BRIEF.
Extract each line bearing the word "screenshot".

EXCERPTED DATA.

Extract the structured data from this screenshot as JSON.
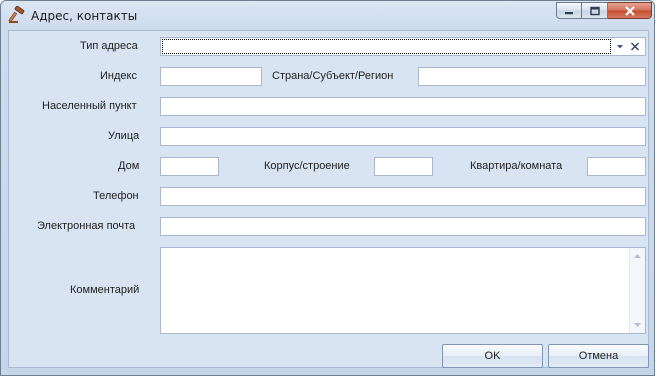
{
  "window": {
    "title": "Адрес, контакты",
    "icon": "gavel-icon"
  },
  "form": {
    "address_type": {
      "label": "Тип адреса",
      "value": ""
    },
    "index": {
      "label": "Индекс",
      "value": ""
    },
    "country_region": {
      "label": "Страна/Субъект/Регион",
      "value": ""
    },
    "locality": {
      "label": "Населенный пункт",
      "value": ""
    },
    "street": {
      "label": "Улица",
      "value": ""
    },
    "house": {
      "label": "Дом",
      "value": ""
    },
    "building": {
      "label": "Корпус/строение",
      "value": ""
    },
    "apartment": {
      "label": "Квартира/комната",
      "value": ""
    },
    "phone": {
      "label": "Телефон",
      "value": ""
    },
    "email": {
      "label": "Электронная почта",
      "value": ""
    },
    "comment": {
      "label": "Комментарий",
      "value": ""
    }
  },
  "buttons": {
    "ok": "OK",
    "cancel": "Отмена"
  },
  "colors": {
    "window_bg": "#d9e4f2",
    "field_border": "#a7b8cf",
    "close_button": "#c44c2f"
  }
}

---

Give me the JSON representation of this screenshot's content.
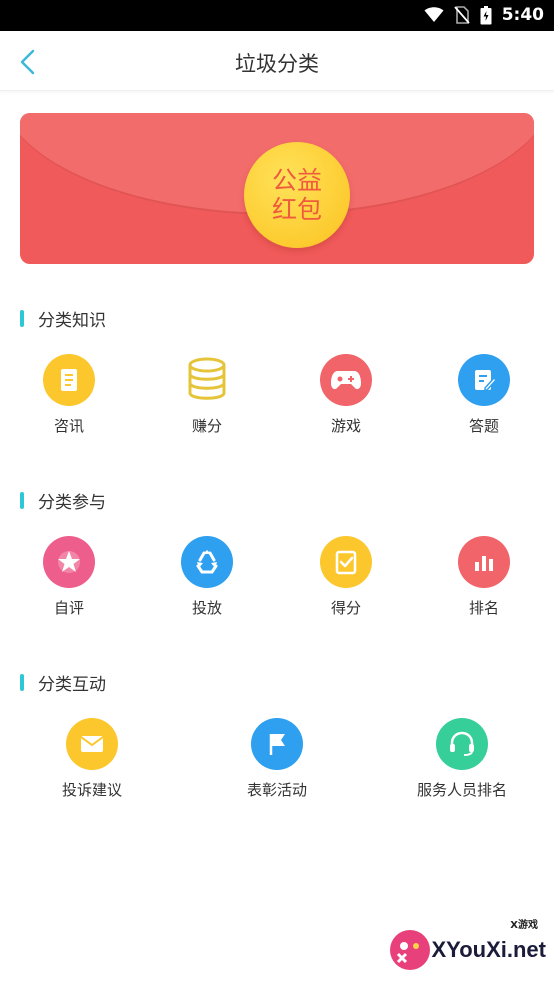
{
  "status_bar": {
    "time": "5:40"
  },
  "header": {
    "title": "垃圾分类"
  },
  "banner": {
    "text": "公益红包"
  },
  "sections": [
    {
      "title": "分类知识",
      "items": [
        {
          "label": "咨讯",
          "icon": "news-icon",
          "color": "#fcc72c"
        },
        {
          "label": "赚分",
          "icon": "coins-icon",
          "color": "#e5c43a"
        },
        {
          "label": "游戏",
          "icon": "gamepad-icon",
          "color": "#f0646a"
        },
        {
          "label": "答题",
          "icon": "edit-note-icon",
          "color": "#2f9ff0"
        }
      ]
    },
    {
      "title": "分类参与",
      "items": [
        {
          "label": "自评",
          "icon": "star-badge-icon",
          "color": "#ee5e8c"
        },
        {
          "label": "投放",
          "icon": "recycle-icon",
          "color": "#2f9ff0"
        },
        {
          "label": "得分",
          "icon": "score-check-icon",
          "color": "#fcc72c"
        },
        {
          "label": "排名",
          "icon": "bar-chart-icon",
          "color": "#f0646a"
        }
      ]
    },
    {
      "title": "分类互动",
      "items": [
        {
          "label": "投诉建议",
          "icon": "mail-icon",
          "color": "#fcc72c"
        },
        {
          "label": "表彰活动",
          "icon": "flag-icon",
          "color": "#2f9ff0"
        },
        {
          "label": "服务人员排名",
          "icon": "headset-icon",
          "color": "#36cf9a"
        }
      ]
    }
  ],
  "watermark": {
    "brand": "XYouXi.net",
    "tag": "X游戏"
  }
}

==

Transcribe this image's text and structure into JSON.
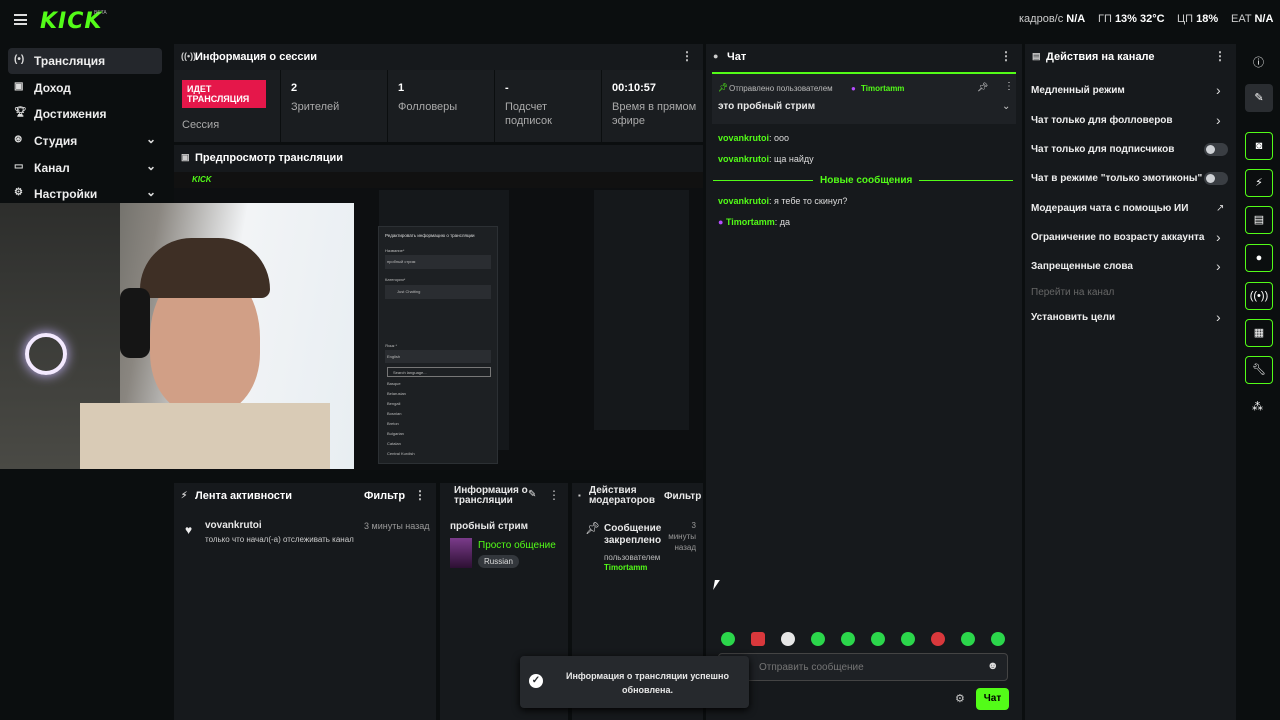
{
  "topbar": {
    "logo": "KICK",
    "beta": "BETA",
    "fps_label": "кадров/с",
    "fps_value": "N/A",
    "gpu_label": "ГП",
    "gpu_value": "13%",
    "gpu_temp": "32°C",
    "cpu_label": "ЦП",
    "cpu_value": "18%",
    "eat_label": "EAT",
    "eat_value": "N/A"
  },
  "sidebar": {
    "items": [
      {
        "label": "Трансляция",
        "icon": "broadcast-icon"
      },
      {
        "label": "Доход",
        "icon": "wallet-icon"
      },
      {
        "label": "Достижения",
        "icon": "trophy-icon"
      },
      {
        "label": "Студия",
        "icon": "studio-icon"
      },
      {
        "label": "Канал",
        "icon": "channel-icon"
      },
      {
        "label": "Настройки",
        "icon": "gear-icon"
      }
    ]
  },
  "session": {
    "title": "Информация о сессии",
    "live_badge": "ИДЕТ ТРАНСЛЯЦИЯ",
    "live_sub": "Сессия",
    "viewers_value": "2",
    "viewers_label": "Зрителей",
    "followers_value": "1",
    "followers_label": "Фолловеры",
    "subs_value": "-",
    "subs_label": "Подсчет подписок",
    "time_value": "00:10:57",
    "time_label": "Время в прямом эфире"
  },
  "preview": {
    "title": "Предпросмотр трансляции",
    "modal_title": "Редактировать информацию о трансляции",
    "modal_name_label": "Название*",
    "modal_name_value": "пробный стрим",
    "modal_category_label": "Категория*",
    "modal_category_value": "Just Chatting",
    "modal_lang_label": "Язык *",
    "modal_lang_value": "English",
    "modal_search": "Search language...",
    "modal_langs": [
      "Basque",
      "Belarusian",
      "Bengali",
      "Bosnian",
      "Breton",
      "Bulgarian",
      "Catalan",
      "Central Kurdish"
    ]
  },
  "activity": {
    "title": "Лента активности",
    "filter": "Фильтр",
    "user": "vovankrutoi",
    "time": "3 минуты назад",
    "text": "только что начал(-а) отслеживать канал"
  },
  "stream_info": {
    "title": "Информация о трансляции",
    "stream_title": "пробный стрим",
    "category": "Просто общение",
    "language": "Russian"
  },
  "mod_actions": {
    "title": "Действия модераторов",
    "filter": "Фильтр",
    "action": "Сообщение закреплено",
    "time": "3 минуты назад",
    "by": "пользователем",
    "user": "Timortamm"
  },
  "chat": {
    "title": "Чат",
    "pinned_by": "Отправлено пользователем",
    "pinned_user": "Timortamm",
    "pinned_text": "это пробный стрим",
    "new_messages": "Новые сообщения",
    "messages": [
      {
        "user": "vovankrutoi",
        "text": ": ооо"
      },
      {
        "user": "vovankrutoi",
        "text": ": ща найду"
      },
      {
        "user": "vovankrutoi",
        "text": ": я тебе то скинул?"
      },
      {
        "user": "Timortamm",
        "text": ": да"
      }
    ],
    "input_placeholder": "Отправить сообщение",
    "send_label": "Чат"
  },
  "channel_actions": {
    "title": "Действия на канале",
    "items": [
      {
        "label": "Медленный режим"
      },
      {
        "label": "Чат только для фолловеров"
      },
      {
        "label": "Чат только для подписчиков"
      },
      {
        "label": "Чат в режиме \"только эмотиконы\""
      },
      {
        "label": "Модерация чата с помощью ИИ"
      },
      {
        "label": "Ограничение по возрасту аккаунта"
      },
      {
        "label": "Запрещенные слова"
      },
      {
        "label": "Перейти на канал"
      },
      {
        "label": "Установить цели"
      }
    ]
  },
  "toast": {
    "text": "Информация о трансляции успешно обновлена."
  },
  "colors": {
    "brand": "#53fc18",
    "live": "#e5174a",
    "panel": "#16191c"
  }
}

RESULT OF THE TASK.
Extract the structured data from this screenshot as JSON.
Give me the JSON representation of this screenshot's content.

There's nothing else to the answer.